Stored items:
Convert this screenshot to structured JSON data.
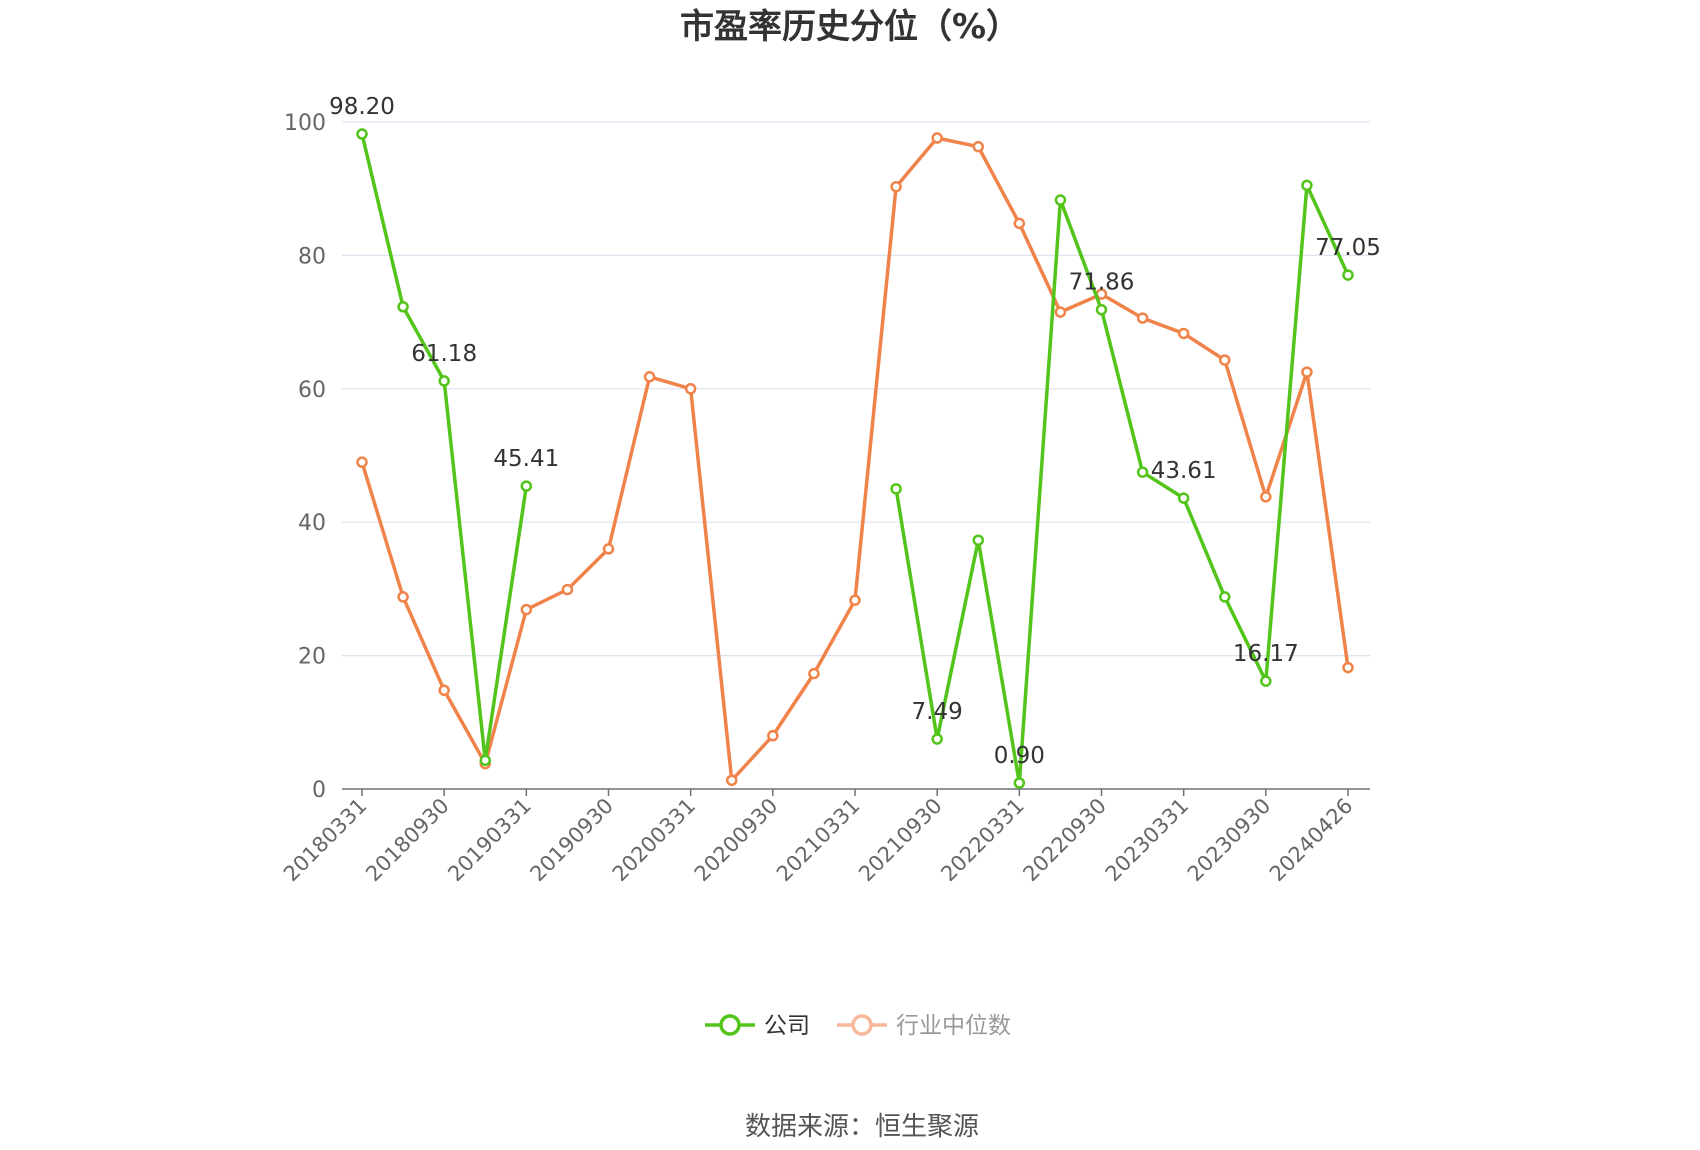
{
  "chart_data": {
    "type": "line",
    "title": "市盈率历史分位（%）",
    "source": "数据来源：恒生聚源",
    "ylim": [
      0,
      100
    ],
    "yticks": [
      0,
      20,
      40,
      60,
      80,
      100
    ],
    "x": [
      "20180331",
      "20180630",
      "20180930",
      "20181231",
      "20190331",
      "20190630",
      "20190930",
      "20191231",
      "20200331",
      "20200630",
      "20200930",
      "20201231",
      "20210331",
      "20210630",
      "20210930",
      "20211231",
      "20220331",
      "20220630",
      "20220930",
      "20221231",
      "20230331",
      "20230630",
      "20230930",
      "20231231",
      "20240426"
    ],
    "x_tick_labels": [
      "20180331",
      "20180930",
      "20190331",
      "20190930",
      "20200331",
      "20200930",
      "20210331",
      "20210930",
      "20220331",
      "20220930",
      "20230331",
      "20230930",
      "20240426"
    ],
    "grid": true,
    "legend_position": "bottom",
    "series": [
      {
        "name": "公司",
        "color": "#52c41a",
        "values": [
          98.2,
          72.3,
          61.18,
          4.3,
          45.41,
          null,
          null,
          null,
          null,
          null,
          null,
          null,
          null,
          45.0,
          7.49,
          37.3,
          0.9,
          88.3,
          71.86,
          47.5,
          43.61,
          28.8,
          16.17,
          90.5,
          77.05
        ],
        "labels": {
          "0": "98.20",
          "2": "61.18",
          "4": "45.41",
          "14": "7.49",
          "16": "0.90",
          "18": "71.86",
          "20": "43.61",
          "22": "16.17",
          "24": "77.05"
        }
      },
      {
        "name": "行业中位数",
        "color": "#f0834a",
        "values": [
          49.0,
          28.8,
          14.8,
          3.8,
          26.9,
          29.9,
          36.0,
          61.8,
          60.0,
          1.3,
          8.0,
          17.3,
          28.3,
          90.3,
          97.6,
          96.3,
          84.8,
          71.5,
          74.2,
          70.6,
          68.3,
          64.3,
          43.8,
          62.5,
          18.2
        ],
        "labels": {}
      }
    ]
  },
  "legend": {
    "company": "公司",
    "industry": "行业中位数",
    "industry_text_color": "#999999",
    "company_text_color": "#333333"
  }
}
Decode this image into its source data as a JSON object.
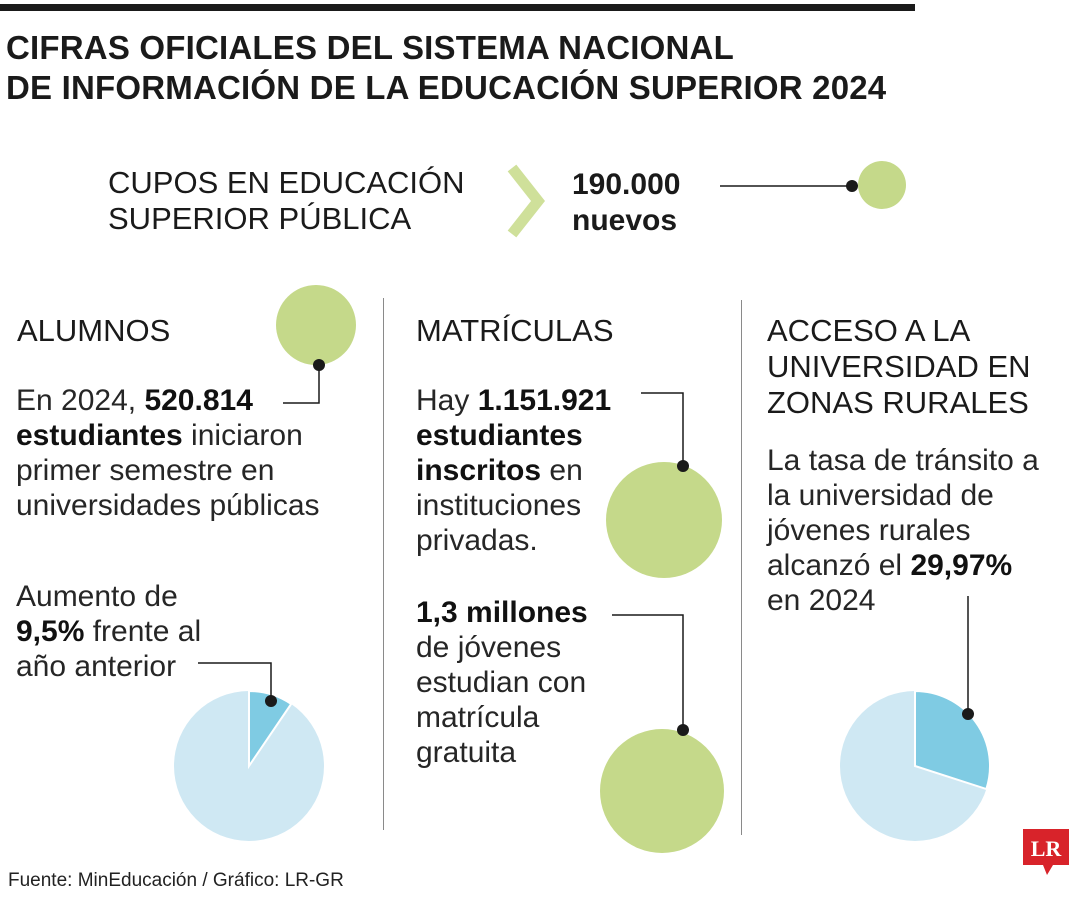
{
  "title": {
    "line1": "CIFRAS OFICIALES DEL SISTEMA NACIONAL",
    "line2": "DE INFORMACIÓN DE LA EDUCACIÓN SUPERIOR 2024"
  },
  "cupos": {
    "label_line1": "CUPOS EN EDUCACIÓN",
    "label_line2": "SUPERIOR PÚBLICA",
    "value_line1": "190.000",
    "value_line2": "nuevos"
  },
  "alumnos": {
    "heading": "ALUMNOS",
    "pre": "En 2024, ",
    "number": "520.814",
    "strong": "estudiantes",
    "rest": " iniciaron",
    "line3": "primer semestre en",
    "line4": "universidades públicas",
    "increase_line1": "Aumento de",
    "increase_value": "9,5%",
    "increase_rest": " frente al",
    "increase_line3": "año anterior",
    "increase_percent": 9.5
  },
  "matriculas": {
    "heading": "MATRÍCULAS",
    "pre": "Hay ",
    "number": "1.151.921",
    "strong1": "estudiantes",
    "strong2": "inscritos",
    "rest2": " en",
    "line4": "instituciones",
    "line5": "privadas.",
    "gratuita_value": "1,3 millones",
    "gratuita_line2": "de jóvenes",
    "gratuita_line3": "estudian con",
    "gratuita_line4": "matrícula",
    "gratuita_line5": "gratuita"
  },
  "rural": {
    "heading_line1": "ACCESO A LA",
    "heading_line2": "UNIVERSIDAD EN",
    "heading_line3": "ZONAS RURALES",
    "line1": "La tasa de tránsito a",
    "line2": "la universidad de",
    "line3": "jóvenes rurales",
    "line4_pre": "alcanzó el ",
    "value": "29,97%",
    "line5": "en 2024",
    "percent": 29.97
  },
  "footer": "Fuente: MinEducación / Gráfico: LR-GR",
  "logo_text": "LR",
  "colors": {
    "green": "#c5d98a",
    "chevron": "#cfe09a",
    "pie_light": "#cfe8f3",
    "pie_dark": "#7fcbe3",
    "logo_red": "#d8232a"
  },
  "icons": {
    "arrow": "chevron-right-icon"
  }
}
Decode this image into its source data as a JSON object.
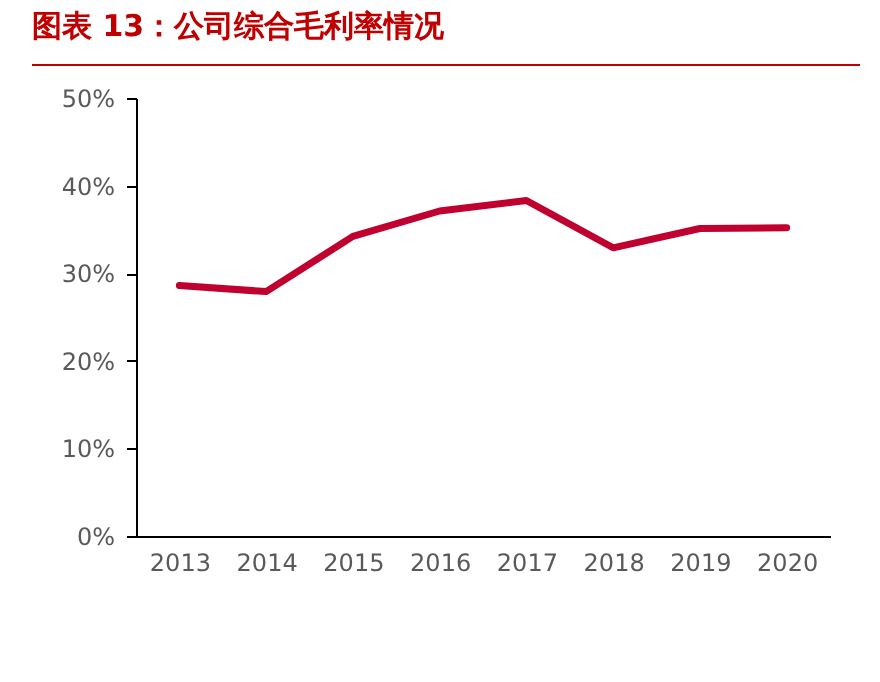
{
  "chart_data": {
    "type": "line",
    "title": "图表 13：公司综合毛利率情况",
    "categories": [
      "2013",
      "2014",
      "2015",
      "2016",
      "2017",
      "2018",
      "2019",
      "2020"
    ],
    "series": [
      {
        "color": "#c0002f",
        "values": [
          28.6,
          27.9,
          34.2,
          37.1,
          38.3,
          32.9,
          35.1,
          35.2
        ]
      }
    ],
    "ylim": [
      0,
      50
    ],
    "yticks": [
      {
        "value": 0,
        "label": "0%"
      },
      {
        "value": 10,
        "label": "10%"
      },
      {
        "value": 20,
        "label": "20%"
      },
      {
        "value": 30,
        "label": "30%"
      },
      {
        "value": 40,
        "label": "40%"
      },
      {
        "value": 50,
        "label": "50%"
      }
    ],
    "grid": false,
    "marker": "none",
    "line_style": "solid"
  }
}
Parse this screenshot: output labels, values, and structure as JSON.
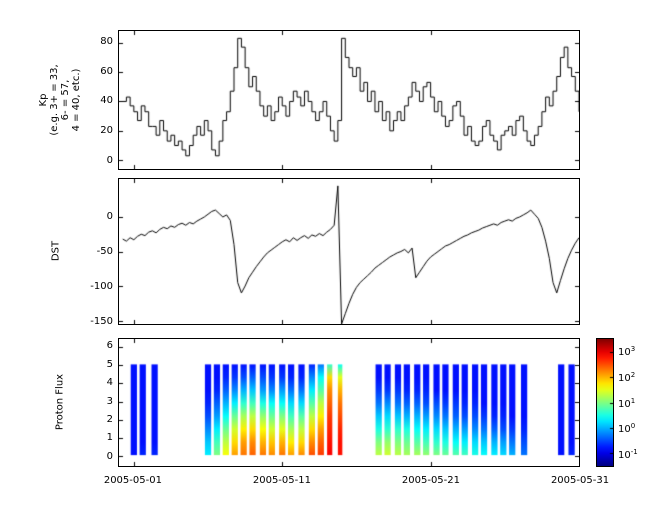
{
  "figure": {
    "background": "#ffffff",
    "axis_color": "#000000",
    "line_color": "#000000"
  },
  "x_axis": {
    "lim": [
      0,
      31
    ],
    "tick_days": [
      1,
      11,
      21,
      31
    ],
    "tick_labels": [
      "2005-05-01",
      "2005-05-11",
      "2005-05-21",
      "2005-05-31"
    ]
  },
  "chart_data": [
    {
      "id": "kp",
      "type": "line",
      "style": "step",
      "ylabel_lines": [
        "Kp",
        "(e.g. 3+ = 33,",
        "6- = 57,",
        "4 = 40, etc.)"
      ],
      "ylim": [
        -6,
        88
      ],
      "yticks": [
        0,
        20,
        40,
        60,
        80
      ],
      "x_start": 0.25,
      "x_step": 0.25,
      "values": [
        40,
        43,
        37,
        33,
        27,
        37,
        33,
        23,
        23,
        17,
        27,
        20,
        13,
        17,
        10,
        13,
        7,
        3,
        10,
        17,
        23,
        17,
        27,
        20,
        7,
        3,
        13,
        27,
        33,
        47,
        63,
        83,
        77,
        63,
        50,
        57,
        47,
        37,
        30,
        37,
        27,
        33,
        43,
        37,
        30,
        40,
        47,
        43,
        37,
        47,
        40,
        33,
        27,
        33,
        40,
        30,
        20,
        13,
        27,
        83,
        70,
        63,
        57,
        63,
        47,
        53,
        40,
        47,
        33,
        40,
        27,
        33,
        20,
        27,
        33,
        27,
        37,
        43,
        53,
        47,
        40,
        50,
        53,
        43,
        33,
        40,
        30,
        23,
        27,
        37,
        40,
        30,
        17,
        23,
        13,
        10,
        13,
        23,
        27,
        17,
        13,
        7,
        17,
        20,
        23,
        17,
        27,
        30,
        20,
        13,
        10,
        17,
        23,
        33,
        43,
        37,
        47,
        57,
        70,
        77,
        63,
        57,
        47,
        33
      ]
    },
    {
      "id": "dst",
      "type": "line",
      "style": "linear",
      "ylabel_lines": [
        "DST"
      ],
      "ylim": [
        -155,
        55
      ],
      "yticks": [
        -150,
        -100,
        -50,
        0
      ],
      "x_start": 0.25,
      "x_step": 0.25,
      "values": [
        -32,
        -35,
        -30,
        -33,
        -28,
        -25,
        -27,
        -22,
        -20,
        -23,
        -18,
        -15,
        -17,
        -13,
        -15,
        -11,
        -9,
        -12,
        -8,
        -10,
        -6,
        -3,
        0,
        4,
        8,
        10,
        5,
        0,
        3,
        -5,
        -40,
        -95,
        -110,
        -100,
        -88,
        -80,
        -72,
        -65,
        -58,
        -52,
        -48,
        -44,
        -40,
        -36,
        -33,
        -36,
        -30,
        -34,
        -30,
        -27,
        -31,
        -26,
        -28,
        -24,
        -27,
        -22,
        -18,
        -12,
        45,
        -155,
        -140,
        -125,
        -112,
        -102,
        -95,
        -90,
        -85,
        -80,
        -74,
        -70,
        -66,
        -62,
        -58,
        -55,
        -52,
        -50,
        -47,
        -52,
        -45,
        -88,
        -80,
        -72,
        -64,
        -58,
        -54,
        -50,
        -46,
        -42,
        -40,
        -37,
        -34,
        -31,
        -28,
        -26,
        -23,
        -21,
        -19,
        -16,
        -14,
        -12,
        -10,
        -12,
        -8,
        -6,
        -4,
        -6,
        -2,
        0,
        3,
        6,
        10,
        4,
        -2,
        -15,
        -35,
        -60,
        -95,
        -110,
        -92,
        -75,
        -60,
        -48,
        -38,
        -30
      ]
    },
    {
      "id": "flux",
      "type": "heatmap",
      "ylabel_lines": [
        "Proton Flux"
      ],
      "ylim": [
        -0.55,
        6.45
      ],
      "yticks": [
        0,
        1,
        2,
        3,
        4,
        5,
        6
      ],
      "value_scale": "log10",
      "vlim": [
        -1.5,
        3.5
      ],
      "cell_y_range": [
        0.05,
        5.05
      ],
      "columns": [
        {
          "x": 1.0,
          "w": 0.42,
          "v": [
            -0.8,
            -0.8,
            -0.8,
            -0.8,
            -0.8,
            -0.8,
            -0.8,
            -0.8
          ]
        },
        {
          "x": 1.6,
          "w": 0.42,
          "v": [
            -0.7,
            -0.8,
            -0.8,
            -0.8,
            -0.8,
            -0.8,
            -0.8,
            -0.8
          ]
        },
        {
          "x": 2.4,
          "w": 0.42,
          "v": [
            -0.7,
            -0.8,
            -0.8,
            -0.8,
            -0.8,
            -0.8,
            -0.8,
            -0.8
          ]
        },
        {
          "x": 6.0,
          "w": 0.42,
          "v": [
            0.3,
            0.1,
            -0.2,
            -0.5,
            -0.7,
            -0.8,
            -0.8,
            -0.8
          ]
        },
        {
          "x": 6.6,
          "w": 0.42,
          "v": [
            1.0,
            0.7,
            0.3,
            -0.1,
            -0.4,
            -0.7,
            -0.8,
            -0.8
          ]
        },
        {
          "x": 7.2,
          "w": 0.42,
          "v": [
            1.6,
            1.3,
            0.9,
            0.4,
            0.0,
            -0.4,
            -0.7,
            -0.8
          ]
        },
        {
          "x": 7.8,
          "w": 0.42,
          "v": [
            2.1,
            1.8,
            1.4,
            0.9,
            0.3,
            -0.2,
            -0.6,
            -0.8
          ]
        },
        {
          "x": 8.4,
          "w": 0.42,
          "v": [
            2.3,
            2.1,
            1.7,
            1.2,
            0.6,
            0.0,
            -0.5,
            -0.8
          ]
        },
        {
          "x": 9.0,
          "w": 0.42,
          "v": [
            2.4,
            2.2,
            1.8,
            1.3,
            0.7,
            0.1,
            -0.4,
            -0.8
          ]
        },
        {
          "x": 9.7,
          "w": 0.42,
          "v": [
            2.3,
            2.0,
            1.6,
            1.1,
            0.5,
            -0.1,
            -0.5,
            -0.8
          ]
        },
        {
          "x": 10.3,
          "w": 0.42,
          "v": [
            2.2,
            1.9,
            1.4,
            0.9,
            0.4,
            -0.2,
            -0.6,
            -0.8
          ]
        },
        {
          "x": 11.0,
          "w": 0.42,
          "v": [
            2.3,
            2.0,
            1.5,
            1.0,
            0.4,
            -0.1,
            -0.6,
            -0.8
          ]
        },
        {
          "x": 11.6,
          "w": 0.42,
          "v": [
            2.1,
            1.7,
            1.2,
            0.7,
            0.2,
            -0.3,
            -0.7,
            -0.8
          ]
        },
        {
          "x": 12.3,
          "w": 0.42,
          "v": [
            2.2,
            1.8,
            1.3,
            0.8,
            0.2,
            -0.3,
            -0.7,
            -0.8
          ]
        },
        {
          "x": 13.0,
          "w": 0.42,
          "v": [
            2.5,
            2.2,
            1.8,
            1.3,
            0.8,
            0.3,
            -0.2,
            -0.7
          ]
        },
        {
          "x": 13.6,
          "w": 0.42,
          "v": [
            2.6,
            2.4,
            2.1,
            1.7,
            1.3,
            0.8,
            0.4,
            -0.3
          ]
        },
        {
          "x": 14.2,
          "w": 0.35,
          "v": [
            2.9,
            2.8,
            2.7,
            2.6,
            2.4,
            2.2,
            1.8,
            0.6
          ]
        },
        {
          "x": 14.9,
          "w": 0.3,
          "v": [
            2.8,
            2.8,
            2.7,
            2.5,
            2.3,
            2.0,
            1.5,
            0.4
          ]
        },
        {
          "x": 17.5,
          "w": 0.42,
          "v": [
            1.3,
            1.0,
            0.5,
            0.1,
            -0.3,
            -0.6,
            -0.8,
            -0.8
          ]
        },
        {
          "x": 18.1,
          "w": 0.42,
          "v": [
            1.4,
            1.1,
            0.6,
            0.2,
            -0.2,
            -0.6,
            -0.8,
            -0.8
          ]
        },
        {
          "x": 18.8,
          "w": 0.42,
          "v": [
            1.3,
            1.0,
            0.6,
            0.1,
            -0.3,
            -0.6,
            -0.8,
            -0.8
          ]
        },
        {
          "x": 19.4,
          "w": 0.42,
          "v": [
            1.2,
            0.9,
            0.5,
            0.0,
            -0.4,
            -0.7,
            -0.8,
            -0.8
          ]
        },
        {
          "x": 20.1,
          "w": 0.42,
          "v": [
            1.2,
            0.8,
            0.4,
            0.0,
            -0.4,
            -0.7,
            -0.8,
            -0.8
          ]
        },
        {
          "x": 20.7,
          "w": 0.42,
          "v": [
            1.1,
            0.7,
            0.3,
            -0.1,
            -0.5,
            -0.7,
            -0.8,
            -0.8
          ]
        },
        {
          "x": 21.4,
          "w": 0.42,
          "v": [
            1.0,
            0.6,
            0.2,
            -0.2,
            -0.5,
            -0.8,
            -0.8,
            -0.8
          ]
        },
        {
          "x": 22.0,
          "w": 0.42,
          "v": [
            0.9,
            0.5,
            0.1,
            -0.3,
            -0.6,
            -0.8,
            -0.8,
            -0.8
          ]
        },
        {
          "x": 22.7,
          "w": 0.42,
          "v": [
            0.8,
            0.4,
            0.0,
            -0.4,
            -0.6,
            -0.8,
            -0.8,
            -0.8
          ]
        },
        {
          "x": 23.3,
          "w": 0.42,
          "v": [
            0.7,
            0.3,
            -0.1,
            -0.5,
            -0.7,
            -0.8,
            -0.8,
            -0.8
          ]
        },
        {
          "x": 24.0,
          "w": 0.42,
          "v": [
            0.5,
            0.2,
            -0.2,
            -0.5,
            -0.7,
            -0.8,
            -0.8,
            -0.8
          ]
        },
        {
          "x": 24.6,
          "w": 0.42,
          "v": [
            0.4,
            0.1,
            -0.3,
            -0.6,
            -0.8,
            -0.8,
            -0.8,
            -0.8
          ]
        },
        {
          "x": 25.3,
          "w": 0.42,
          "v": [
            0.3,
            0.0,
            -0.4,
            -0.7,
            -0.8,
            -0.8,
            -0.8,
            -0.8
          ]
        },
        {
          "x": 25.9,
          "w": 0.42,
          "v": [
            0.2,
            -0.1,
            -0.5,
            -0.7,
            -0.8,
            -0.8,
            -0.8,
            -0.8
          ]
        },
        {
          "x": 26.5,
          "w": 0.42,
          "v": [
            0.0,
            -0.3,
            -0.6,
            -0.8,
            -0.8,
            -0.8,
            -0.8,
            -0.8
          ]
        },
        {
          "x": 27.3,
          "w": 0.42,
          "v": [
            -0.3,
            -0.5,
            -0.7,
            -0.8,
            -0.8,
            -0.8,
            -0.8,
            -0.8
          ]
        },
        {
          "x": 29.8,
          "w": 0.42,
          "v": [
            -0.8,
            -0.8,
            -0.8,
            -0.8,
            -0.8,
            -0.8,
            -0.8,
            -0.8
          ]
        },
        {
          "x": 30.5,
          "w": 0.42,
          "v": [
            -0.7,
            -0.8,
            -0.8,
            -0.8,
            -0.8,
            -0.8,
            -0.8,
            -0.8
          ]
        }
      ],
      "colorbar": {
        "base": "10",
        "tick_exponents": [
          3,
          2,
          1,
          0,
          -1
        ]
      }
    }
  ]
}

AIM: Copy down every line of the material above that includes the string "this".

THE OUTPUT:
Convert this screenshot to structured JSON data.
Decode this image into its source data as a JSON object.
Decode this image into its source data as a JSON object.
Parse this screenshot: output labels, values, and structure as JSON.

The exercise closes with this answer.